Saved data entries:
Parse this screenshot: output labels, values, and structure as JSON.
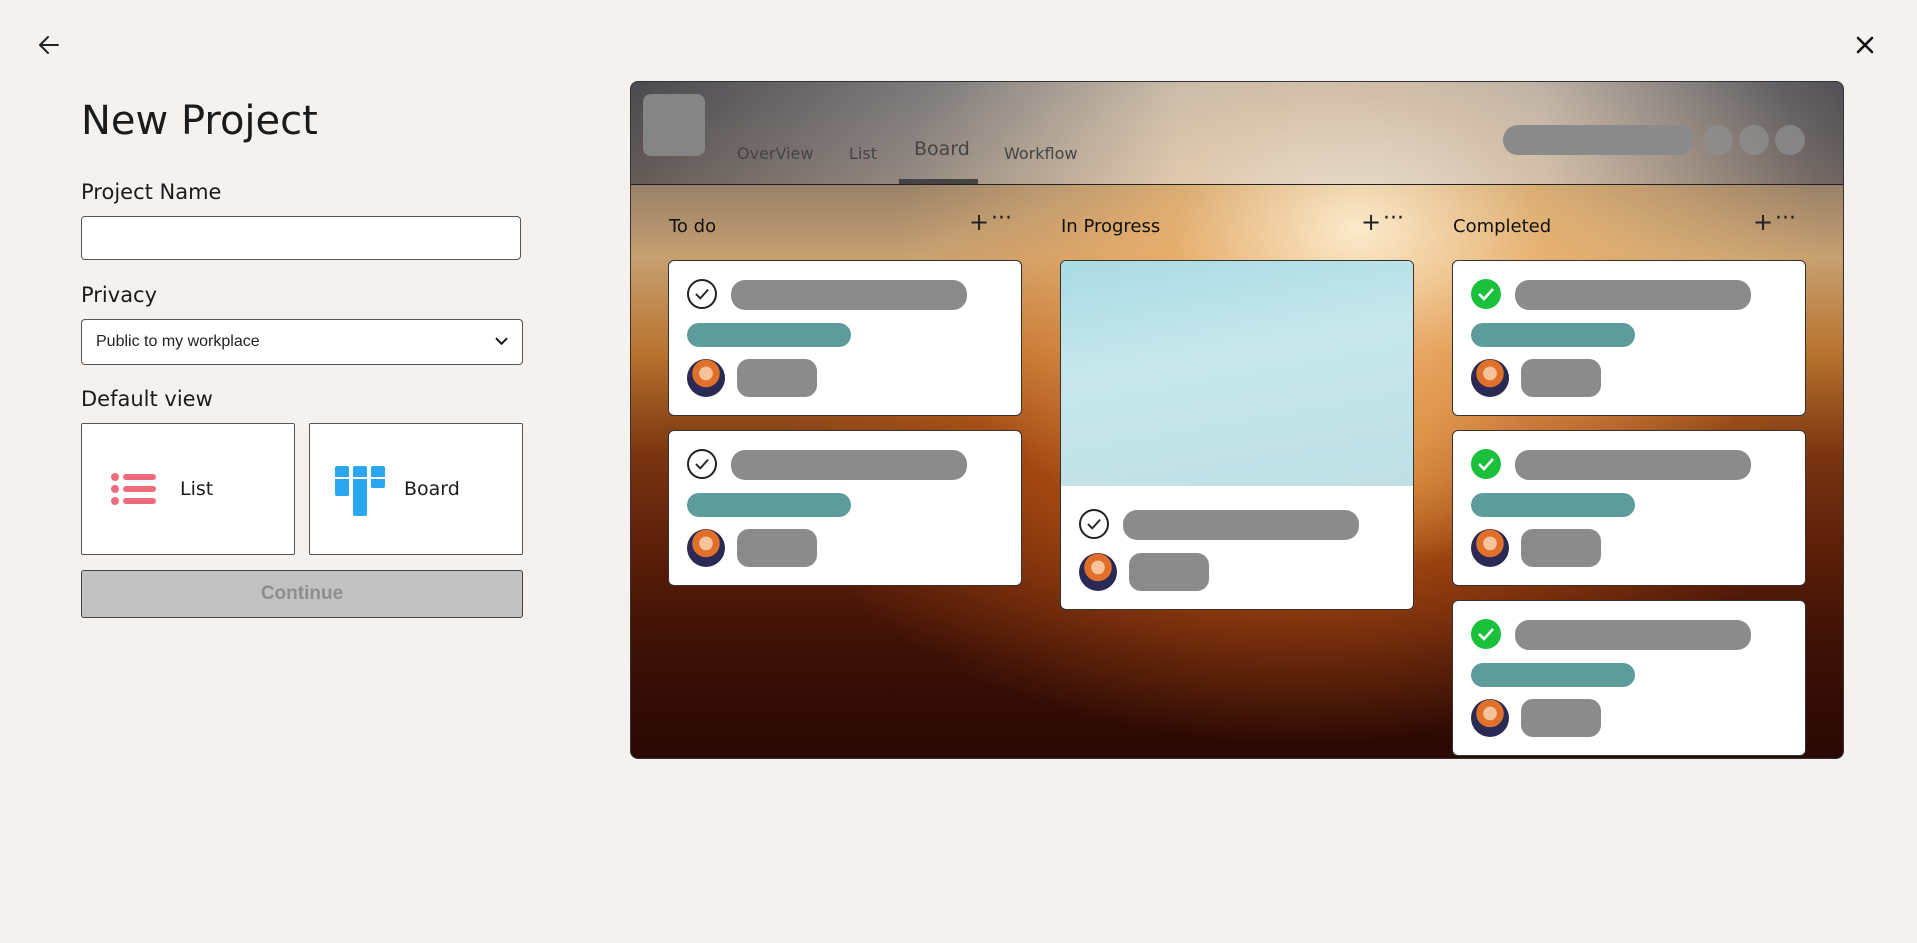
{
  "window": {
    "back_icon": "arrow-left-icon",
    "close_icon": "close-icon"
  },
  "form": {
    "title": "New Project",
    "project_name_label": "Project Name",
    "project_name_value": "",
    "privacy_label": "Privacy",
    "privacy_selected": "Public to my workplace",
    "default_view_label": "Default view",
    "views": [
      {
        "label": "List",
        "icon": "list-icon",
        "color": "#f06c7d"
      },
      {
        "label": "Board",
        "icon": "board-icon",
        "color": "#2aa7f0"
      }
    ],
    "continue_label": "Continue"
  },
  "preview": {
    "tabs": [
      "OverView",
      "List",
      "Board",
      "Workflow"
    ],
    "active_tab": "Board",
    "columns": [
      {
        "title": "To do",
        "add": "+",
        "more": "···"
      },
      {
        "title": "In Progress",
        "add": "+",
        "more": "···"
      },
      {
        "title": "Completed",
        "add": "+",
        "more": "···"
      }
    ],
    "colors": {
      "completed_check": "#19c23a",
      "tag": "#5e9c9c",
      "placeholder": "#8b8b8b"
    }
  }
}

Problem details: Search the data above for the string "title" and copy each line that has it.

The result:
    "title": "New Project",
        "title": "To do",
        "title": "In Progress",
        "title": "Completed",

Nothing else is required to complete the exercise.